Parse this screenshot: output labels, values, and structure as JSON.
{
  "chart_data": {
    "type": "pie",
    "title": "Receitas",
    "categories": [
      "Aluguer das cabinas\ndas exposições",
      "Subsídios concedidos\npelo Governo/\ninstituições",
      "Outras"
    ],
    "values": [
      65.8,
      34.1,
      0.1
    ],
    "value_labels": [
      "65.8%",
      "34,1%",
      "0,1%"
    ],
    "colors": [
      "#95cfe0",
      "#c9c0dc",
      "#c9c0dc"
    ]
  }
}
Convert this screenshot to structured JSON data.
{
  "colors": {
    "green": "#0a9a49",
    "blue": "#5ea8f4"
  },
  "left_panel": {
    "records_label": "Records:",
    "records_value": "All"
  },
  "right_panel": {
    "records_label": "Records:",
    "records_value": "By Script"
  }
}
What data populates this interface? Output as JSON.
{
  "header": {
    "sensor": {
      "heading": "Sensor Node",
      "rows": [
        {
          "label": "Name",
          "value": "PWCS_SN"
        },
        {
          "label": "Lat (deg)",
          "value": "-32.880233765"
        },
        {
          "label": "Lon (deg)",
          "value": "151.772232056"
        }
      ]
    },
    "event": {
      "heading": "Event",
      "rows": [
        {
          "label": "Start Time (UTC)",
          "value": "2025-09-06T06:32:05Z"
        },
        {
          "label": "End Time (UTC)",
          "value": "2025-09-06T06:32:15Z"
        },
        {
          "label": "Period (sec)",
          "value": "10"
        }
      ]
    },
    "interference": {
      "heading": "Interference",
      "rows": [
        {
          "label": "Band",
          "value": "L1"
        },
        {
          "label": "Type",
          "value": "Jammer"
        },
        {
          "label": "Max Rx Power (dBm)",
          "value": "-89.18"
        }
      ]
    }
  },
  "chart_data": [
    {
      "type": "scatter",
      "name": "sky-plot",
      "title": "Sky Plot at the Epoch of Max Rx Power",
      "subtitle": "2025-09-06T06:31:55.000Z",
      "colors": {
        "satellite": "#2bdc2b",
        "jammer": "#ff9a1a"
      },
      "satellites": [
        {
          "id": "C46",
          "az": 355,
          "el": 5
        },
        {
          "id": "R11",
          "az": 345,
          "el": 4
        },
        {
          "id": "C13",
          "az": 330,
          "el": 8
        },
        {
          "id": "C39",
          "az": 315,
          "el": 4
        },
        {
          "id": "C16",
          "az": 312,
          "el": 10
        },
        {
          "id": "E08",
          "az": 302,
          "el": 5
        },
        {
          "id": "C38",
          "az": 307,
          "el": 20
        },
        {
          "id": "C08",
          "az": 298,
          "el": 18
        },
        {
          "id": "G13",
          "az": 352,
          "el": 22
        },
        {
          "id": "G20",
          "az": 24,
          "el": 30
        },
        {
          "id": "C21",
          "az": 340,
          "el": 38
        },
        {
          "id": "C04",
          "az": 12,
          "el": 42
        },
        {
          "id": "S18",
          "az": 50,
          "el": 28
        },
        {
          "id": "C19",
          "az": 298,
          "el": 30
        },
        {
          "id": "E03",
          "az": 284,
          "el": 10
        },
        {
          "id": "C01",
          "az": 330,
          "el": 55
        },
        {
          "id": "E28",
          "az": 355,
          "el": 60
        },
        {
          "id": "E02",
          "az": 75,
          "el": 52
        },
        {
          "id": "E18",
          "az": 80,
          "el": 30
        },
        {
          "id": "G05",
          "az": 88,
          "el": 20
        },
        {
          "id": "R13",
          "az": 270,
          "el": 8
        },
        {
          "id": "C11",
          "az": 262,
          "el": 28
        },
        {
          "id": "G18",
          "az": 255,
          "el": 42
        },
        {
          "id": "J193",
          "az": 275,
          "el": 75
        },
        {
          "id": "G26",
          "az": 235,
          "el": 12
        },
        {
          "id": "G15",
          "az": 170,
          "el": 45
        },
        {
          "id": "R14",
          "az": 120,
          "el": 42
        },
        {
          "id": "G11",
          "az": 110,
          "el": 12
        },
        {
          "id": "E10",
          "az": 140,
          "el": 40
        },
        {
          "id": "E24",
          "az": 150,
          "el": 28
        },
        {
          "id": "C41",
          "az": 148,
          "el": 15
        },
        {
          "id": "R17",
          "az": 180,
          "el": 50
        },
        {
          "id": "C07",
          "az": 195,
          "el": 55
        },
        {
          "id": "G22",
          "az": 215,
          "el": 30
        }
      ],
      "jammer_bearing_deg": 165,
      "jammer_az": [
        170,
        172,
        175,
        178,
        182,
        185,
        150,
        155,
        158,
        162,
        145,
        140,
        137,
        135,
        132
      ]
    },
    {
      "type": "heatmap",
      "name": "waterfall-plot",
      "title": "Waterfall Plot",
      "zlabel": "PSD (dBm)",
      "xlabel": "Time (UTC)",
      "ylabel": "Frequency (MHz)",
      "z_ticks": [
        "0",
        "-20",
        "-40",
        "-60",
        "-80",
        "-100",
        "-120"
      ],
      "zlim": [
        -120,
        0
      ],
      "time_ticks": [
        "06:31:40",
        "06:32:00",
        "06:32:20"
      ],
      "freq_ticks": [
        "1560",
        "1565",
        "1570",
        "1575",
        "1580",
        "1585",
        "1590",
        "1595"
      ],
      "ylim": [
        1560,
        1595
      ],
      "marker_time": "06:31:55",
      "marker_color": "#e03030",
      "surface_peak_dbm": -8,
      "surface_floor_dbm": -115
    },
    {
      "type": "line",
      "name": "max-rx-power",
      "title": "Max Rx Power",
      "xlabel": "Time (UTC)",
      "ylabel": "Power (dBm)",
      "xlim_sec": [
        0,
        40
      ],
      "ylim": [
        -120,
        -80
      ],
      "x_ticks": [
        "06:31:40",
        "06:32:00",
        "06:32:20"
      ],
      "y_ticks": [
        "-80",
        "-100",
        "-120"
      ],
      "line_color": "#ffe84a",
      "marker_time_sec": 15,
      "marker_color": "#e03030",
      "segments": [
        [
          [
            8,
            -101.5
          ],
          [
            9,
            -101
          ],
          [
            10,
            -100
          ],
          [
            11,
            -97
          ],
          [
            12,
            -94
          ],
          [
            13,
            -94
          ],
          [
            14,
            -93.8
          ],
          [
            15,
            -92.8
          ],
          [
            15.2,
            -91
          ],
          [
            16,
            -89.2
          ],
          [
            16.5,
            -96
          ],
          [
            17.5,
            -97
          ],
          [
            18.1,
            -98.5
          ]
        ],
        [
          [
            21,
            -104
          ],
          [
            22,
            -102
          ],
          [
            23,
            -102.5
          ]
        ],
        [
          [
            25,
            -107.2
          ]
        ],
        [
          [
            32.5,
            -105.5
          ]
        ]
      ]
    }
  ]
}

WORK INSTRUCTIONS:
Exactly reproduce every line of the data above.

EXERCISE OUTPUT:
Parse this screenshot: output labels, values, and structure as JSON.
{
  "chart_data": {
    "type": "pie",
    "title": "Receitas",
    "categories": [
      "Aluguer das cabinas\ndas exposições",
      "Subsídios concedidos\npelo Governo/\ninstituições",
      "Outras"
    ],
    "values": [
      65.8,
      34.1,
      0.1
    ],
    "value_labels": [
      "65.8%",
      "34,1%",
      "0,1%"
    ],
    "colors": [
      "#95cfe0",
      "#c9c0dc",
      "#c9c0dc"
    ]
  }
}
Convert this screenshot to structured JSON data.
{
  "colors": {
    "green": "#0a9a49",
    "blue": "#5ea8f4"
  },
  "left_panel": {
    "records_label": "Records:",
    "records_value": "All"
  },
  "right_panel": {
    "records_label": "Records:",
    "records_value": "By Script"
  }
}
What data populates this interface? Output as JSON.
{
  "header": {
    "sensor": {
      "heading": "Sensor Node",
      "rows": [
        {
          "label": "Name",
          "value": "PWCS_SN"
        },
        {
          "label": "Lat (deg)",
          "value": "-32.880233765"
        },
        {
          "label": "Lon (deg)",
          "value": "151.772232056"
        }
      ]
    },
    "event": {
      "heading": "Event",
      "rows": [
        {
          "label": "Start Time (UTC)",
          "value": "2025-09-06T06:32:05Z"
        },
        {
          "label": "End Time (UTC)",
          "value": "2025-09-06T06:32:15Z"
        },
        {
          "label": "Period (sec)",
          "value": "10"
        }
      ]
    },
    "interference": {
      "heading": "Interference",
      "rows": [
        {
          "label": "Band",
          "value": "L1"
        },
        {
          "label": "Type",
          "value": "Jammer"
        },
        {
          "label": "Max Rx Power (dBm)",
          "value": "-89.18"
        }
      ]
    }
  },
  "chart_data": [
    {
      "type": "scatter",
      "name": "sky-plot",
      "title": "Sky Plot at the Epoch of Max Rx Power",
      "subtitle": "2025-09-06T06:31:55.000Z",
      "colors": {
        "satellite": "#2bdc2b",
        "jammer": "#ff9a1a"
      },
      "satellites": [
        {
          "id": "C46",
          "az": 355,
          "el": 5
        },
        {
          "id": "R11",
          "az": 345,
          "el": 4
        },
        {
          "id": "C13",
          "az": 330,
          "el": 8
        },
        {
          "id": "C39",
          "az": 315,
          "el": 4
        },
        {
          "id": "C16",
          "az": 312,
          "el": 10
        },
        {
          "id": "E08",
          "az": 302,
          "el": 5
        },
        {
          "id": "C38",
          "az": 307,
          "el": 20
        },
        {
          "id": "C08",
          "az": 298,
          "el": 18
        },
        {
          "id": "G13",
          "az": 352,
          "el": 22
        },
        {
          "id": "G20",
          "az": 24,
          "el": 30
        },
        {
          "id": "C21",
          "az": 340,
          "el": 38
        },
        {
          "id": "C04",
          "az": 12,
          "el": 42
        },
        {
          "id": "S18",
          "az": 50,
          "el": 28
        },
        {
          "id": "C19",
          "az": 298,
          "el": 30
        },
        {
          "id": "E03",
          "az": 284,
          "el": 10
        },
        {
          "id": "C01",
          "az": 330,
          "el": 55
        },
        {
          "id": "E28",
          "az": 355,
          "el": 60
        },
        {
          "id": "E02",
          "az": 75,
          "el": 52
        },
        {
          "id": "E18",
          "az": 80,
          "el": 30
        },
        {
          "id": "G05",
          "az": 88,
          "el": 20
        },
        {
          "id": "R13",
          "az": 270,
          "el": 8
        },
        {
          "id": "C11",
          "az": 262,
          "el": 28
        },
        {
          "id": "G18",
          "az": 255,
          "el": 42
        },
        {
          "id": "J193",
          "az": 275,
          "el": 75
        },
        {
          "id": "G26",
          "az": 235,
          "el": 12
        },
        {
          "id": "G15",
          "az": 170,
          "el": 45
        },
        {
          "id": "R14",
          "az": 120,
          "el": 42
        },
        {
          "id": "G11",
          "az": 110,
          "el": 12
        },
        {
          "id": "E10",
          "az": 140,
          "el": 40
        },
        {
          "id": "E24",
          "az": 150,
          "el": 28
        },
        {
          "id": "C41",
          "az": 148,
          "el": 15
        },
        {
          "id": "R17",
          "az": 180,
          "el": 50
        },
        {
          "id": "C07",
          "az": 195,
          "el": 55
        },
        {
          "id": "G22",
          "az": 215,
          "el": 30
        }
      ],
      "jammer_bearing_deg": 165,
      "jammer_az": [
        170,
        172,
        175,
        178,
        182,
        185,
        150,
        155,
        158,
        162,
        145,
        140,
        137,
        135,
        132
      ]
    },
    {
      "type": "heatmap",
      "name": "waterfall-plot",
      "title": "Waterfall Plot",
      "zlabel": "PSD (dBm)",
      "xlabel": "Time (UTC)",
      "ylabel": "Frequency (MHz)",
      "z_ticks": [
        "0",
        "-20",
        "-40",
        "-60",
        "-80",
        "-100",
        "-120"
      ],
      "zlim": [
        -120,
        0
      ],
      "time_ticks": [
        "06:31:40",
        "06:32:00",
        "06:32:20"
      ],
      "freq_ticks": [
        "1560",
        "1565",
        "1570",
        "1575",
        "1580",
        "1585",
        "1590",
        "1595"
      ],
      "ylim": [
        1560,
        1595
      ],
      "marker_time": "06:31:55",
      "marker_color": "#e03030",
      "surface_peak_dbm": -8,
      "surface_floor_dbm": -115
    },
    {
      "type": "line",
      "name": "max-rx-power",
      "title": "Max Rx Power",
      "xlabel": "Time (UTC)",
      "ylabel": "Power (dBm)",
      "xlim_sec": [
        0,
        40
      ],
      "ylim": [
        -120,
        -80
      ],
      "x_ticks": [
        "06:31:40",
        "06:32:00",
        "06:32:20"
      ],
      "y_ticks": [
        "-80",
        "-100",
        "-120"
      ],
      "line_color": "#ffe84a",
      "marker_time_sec": 15,
      "marker_color": "#e03030",
      "segments": [
        [
          [
            8,
            -101.5
          ],
          [
            9,
            -101
          ],
          [
            10,
            -100
          ],
          [
            11,
            -97
          ],
          [
            12,
            -94
          ],
          [
            13,
            -94
          ],
          [
            14,
            -93.8
          ],
          [
            15,
            -92.8
          ],
          [
            15.2,
            -91
          ],
          [
            16,
            -89.2
          ],
          [
            16.5,
            -96
          ],
          [
            17.5,
            -97
          ],
          [
            18.1,
            -98.5
          ]
        ],
        [
          [
            21,
            -104
          ],
          [
            22,
            -102
          ],
          [
            23,
            -102.5
          ]
        ],
        [
          [
            25,
            -107.2
          ]
        ],
        [
          [
            32.5,
            -105.5
          ]
        ]
      ]
    }
  ]
}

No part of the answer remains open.